- Items from a data source

------------------------------------------------------------

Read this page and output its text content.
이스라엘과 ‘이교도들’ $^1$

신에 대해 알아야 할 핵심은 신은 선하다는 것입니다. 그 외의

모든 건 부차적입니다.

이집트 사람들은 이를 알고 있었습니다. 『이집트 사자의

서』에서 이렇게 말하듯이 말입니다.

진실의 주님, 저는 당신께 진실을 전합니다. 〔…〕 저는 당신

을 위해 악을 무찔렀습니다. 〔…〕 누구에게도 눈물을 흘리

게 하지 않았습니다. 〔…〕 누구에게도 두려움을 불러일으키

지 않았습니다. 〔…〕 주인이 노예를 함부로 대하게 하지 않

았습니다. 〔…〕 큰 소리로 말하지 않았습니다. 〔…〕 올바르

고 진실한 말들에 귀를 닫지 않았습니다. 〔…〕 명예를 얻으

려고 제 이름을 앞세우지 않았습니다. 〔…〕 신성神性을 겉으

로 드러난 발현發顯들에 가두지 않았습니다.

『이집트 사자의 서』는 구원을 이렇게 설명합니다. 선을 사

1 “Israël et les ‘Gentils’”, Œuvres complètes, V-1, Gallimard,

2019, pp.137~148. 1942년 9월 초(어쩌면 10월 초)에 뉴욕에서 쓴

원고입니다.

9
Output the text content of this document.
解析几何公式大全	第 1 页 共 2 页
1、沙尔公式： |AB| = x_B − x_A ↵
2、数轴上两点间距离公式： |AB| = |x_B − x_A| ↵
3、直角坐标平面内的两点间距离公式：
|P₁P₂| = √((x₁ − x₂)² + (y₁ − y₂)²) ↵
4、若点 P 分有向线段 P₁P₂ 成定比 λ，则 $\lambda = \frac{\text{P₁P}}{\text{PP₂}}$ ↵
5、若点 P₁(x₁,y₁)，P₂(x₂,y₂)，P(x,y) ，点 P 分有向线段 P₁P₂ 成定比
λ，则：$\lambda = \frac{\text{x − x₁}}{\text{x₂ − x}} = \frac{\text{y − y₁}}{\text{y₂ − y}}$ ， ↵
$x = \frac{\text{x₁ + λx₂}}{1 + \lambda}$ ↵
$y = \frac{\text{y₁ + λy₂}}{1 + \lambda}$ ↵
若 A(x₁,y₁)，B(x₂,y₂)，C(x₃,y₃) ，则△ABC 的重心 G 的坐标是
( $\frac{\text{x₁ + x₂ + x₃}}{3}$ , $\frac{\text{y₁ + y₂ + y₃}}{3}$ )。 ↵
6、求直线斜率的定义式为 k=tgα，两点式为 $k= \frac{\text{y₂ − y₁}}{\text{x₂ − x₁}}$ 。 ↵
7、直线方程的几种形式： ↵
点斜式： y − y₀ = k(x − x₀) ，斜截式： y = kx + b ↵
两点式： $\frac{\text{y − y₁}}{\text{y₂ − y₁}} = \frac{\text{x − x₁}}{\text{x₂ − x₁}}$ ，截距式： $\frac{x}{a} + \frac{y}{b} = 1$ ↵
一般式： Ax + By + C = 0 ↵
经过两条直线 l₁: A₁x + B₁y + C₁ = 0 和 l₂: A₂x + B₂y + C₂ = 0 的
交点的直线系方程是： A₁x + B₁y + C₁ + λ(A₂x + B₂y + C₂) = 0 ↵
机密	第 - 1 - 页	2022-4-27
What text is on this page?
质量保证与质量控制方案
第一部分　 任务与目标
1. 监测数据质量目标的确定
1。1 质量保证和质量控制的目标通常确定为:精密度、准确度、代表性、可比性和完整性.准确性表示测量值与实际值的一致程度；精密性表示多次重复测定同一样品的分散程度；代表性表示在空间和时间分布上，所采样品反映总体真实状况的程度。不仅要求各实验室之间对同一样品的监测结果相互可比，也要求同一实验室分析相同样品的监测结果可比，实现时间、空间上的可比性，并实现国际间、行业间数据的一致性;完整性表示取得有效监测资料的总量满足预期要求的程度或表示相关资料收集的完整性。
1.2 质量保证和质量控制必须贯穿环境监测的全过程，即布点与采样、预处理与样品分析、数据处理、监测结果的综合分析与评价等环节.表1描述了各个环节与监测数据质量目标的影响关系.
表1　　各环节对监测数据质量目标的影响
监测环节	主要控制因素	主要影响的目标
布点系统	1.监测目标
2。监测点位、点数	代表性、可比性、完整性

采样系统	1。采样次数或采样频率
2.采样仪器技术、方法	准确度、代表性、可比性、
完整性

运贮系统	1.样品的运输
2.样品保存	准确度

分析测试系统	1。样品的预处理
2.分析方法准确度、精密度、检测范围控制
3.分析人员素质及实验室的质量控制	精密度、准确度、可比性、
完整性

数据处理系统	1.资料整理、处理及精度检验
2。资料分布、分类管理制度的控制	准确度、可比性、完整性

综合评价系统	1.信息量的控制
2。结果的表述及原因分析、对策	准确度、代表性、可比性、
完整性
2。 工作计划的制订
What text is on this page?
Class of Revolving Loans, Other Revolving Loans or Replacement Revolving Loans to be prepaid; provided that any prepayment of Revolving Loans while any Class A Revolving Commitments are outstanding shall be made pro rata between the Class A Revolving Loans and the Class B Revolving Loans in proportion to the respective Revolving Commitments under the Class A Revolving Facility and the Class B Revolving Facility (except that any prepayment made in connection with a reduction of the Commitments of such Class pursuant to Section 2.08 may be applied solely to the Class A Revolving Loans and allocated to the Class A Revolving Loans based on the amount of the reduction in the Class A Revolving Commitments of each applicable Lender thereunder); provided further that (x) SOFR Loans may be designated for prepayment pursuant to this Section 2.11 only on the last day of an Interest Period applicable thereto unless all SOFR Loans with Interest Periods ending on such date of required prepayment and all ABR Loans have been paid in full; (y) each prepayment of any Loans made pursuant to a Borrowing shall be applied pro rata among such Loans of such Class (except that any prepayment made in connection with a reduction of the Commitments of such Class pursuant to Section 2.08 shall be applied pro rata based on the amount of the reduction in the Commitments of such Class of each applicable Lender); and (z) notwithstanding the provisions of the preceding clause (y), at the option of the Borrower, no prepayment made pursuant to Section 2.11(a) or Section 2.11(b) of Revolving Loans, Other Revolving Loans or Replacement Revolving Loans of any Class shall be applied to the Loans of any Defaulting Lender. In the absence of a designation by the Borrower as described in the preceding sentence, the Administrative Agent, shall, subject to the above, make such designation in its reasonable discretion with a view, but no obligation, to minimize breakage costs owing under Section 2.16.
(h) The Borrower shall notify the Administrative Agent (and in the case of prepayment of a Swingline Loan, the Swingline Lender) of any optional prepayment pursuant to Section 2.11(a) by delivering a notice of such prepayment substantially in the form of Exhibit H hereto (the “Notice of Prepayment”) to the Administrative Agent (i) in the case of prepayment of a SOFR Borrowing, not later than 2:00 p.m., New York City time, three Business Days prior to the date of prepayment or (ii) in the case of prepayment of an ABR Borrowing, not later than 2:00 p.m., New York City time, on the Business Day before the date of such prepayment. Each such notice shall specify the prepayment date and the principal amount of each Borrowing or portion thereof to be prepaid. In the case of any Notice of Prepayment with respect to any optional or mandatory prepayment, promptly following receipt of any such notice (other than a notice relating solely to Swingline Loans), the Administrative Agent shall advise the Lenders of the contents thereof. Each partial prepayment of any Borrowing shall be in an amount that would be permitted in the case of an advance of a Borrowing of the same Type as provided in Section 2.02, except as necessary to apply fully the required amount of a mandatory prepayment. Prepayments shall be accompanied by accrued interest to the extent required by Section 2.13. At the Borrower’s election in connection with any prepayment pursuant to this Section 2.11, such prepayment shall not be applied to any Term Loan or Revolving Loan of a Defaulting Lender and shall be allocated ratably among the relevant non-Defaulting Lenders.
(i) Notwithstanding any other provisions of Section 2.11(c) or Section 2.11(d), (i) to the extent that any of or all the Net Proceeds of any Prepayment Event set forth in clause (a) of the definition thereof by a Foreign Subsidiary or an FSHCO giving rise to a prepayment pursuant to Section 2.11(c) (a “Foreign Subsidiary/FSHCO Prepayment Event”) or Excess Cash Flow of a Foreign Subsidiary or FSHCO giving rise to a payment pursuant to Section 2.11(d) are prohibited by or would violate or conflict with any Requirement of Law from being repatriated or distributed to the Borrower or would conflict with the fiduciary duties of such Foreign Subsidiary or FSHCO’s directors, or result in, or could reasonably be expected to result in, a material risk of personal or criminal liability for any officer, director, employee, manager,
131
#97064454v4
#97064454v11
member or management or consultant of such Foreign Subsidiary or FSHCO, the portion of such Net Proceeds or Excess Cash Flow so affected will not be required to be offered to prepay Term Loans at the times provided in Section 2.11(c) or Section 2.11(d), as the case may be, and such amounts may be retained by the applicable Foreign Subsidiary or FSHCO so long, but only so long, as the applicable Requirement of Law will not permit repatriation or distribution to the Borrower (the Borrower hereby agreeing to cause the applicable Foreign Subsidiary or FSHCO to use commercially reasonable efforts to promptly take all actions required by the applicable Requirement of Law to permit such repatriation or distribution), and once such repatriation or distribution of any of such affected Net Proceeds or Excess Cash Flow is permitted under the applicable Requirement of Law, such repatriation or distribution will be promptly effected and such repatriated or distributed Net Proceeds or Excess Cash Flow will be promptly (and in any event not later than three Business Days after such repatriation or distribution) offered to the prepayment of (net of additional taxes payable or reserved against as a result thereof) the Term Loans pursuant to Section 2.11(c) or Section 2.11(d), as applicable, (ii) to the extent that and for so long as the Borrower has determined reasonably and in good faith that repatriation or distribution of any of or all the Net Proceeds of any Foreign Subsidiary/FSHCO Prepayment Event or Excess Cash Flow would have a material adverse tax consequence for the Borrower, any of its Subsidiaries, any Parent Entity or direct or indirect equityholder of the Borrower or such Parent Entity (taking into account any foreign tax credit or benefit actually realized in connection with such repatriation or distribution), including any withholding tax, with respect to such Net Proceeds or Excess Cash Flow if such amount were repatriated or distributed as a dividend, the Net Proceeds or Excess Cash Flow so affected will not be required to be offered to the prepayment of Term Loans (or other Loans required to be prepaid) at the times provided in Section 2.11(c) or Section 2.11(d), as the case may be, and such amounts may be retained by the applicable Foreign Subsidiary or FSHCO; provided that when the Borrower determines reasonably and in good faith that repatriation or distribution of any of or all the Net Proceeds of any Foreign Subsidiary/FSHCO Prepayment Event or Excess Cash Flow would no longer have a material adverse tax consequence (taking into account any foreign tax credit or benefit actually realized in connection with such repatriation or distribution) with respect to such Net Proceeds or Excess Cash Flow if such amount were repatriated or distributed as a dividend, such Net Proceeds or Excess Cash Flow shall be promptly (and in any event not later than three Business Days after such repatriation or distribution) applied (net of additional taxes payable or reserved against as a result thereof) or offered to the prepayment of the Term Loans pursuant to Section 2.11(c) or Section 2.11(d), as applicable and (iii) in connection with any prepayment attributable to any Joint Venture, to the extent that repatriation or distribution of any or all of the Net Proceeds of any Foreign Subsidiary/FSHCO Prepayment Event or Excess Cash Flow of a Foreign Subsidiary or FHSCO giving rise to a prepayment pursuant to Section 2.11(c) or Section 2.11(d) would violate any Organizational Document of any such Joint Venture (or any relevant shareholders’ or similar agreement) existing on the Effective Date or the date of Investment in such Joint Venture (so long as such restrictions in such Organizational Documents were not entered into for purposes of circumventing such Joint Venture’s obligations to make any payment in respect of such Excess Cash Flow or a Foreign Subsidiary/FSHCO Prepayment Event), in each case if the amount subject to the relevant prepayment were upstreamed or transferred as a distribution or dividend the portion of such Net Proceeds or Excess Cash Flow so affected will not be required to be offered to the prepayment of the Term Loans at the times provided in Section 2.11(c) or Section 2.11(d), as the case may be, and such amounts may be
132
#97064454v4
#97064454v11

------------------------------------------------------------

- Exercise prompt
Using the entries above, return each line in which the word "누구에게도" occurs.

- Reply to the task
을 위해 악을 무찔렀습니다. 〔…〕 누구에게도 눈물을 흘리
게 하지 않았습니다. 〔…〕 누구에게도 두려움을 불러일으키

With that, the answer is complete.